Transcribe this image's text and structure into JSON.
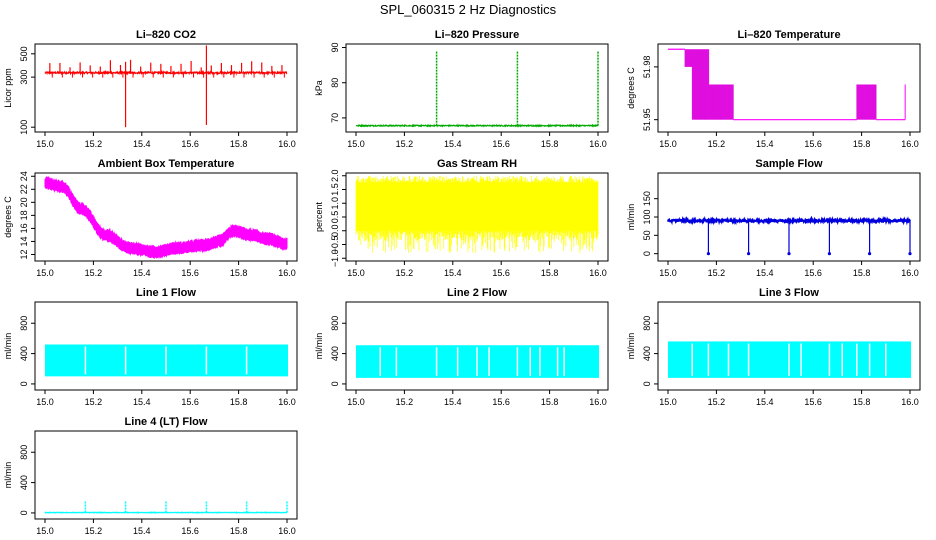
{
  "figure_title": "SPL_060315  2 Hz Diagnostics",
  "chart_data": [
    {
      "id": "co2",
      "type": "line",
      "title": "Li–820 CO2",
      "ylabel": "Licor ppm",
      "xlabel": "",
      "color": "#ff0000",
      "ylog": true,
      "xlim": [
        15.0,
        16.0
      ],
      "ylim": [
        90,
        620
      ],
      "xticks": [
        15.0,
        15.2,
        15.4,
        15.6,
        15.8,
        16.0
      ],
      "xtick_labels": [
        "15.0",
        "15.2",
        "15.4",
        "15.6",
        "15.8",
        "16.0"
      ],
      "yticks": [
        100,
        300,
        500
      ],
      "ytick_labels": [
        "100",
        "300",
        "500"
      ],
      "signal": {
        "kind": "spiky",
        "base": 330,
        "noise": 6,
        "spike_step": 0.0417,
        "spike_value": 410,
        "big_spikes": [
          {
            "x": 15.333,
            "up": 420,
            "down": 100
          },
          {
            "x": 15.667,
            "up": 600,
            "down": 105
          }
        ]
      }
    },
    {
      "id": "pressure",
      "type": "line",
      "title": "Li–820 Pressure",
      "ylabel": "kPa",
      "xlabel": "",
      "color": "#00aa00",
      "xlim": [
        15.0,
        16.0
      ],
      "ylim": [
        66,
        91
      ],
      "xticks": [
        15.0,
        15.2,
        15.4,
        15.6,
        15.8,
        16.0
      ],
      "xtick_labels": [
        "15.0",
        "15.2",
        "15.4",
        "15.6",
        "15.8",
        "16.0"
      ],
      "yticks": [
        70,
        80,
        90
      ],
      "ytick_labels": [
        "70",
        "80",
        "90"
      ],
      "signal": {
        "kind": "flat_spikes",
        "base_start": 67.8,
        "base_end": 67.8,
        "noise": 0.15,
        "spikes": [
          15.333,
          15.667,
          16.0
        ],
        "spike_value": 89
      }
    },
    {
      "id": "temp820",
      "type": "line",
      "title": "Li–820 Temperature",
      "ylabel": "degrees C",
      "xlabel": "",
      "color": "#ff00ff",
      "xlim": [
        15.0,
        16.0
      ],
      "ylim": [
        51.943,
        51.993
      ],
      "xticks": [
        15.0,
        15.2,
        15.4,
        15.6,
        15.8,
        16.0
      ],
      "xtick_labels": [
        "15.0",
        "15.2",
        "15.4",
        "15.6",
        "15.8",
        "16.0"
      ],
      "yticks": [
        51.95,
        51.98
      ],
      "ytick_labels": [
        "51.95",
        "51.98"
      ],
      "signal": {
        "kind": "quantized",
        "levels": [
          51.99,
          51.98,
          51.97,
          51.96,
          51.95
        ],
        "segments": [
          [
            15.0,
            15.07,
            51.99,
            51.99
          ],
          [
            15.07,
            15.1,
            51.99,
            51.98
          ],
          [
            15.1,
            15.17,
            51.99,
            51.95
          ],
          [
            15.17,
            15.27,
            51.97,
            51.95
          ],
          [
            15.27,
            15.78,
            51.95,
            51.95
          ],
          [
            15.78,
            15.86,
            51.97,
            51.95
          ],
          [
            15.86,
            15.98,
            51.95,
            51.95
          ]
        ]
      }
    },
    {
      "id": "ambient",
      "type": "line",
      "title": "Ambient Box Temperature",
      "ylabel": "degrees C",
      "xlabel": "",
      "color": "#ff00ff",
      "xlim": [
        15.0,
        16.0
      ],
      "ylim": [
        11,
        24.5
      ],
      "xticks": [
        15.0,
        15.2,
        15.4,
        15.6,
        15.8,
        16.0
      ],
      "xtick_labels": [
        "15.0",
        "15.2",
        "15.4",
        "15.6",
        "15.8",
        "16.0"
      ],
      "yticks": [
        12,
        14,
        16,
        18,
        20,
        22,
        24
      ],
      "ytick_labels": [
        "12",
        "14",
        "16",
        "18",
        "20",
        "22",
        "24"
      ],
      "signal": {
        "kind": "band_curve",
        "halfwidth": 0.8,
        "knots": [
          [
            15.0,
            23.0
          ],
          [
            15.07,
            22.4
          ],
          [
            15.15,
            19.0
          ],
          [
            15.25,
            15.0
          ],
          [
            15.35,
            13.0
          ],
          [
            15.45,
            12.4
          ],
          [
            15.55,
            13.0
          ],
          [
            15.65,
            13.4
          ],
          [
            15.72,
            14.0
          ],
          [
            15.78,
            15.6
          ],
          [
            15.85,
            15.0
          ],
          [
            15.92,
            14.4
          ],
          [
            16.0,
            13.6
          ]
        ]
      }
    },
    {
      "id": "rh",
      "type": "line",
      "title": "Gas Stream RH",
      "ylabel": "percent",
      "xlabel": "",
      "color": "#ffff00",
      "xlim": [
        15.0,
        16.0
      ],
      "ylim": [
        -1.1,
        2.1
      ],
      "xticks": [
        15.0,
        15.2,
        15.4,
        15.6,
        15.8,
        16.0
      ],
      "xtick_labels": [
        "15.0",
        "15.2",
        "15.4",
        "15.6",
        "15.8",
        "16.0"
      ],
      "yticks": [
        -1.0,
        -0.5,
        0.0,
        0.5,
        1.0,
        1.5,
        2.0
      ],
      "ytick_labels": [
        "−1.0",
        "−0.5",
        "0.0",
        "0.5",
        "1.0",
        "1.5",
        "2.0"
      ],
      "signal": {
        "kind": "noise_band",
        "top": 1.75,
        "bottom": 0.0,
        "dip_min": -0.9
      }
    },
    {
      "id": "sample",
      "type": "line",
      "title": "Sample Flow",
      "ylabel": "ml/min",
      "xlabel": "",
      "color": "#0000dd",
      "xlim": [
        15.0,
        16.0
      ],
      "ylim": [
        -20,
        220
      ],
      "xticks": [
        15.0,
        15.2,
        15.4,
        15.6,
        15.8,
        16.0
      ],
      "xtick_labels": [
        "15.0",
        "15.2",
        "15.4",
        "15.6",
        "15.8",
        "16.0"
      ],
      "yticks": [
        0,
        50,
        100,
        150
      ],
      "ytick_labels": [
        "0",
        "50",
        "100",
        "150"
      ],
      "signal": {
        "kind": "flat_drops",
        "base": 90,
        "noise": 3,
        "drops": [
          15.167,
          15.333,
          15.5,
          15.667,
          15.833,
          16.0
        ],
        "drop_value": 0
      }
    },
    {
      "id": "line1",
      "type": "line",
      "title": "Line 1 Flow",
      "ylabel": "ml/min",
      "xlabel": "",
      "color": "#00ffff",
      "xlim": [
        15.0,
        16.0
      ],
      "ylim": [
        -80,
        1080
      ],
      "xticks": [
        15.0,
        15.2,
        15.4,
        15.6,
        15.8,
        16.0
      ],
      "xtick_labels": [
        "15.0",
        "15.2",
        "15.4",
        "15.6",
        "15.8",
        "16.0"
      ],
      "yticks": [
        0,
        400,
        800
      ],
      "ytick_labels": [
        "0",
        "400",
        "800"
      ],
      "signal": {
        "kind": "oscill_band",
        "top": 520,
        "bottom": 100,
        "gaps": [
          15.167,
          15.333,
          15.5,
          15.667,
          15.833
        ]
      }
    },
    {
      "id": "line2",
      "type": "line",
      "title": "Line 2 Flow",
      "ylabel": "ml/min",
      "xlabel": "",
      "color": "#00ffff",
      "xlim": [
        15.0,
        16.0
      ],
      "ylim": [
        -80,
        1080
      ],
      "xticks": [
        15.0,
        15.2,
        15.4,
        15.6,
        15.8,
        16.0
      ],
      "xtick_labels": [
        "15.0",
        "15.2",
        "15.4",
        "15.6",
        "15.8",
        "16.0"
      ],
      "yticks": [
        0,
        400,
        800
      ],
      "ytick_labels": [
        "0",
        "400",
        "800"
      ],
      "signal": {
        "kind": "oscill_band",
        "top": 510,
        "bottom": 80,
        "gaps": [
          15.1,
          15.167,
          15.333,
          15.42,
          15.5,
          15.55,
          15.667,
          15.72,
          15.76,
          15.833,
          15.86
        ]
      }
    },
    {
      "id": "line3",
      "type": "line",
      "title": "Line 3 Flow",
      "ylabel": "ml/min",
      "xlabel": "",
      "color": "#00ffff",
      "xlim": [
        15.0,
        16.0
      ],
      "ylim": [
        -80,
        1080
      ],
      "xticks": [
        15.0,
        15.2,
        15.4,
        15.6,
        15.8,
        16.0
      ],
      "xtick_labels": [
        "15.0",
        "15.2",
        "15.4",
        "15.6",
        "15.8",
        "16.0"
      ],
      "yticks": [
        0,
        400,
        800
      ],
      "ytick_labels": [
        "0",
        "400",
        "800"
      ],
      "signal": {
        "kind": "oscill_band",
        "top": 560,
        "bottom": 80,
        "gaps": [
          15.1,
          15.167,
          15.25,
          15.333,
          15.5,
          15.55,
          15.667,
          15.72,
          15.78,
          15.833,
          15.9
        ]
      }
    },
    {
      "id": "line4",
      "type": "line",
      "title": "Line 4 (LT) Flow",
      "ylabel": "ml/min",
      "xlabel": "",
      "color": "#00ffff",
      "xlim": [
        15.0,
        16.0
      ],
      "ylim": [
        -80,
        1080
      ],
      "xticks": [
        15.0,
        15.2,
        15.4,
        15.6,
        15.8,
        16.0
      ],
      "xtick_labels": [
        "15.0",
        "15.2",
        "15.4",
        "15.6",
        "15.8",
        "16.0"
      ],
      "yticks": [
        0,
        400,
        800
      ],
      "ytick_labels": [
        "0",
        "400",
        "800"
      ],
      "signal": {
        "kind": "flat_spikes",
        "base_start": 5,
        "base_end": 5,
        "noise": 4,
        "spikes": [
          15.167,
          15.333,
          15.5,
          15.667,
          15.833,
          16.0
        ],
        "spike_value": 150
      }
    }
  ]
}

━━━━━━

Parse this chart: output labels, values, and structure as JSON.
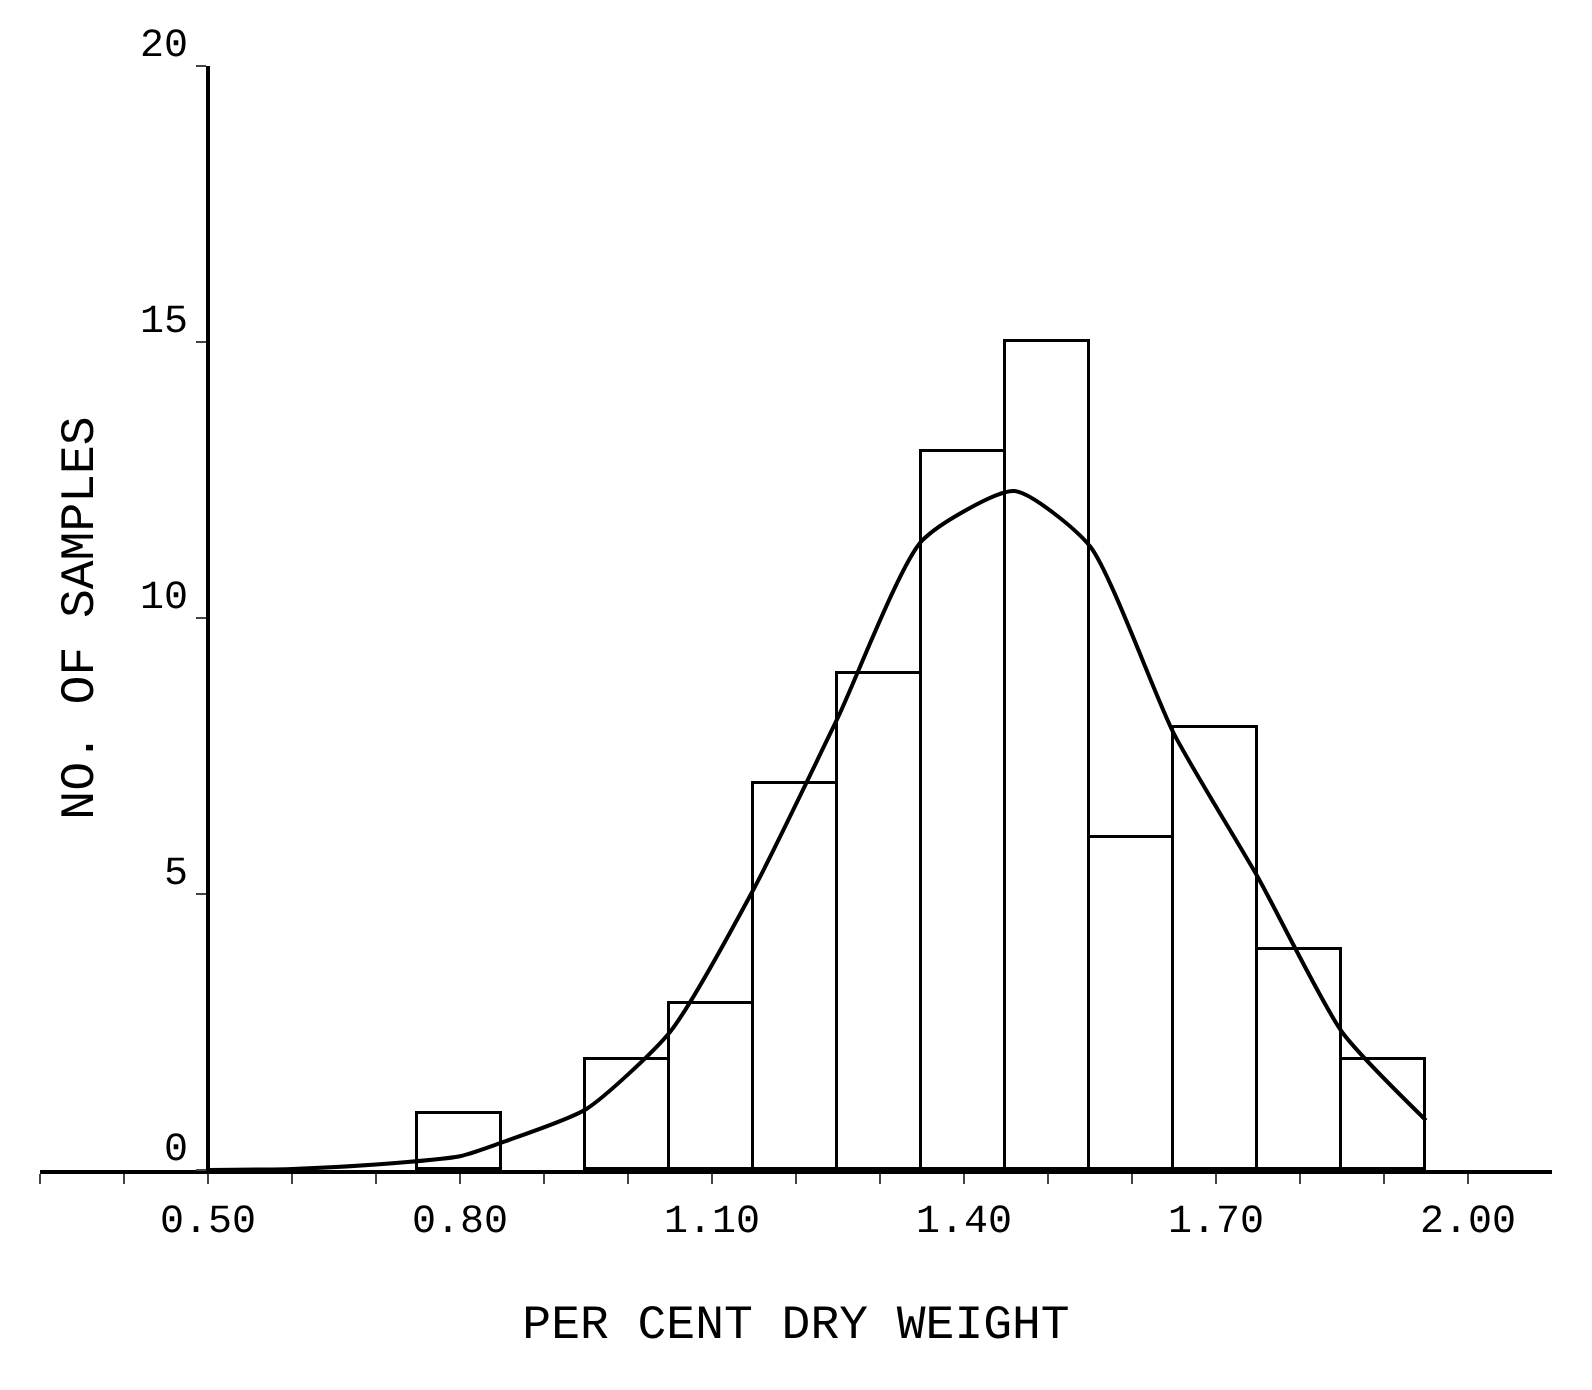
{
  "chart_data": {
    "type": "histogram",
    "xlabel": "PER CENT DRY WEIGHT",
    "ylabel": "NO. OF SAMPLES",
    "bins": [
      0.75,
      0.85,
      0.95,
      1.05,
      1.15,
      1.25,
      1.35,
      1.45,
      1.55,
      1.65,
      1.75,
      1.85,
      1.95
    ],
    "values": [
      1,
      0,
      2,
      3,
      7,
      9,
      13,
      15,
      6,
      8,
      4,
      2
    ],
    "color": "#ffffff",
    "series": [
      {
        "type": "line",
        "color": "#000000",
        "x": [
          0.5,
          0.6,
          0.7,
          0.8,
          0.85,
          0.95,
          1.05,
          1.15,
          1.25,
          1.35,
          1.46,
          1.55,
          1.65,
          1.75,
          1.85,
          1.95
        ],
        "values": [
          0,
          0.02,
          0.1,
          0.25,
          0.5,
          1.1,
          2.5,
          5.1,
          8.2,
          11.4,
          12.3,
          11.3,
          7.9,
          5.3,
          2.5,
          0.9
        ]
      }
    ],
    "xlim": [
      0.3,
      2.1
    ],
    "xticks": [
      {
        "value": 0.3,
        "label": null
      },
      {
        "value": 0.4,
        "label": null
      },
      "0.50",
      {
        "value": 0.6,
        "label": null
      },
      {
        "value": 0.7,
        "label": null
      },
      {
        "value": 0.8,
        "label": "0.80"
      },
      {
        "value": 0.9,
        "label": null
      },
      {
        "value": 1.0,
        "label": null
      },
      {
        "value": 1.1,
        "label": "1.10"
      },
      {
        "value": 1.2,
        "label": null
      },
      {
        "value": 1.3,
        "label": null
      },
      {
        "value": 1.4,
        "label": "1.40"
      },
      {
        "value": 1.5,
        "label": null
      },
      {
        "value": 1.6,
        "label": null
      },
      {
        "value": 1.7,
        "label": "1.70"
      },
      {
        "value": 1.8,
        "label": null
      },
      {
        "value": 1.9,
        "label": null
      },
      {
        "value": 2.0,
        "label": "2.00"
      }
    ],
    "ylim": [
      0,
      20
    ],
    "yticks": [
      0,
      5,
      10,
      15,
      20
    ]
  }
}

━━━━━━

**Exercise goal:**
Only lines with the string "Temperature" belong in your answer; copy each one.

**Exercise output:**
      "title": "Li–820 Temperature",
      "title": "Ambient Box Temperature",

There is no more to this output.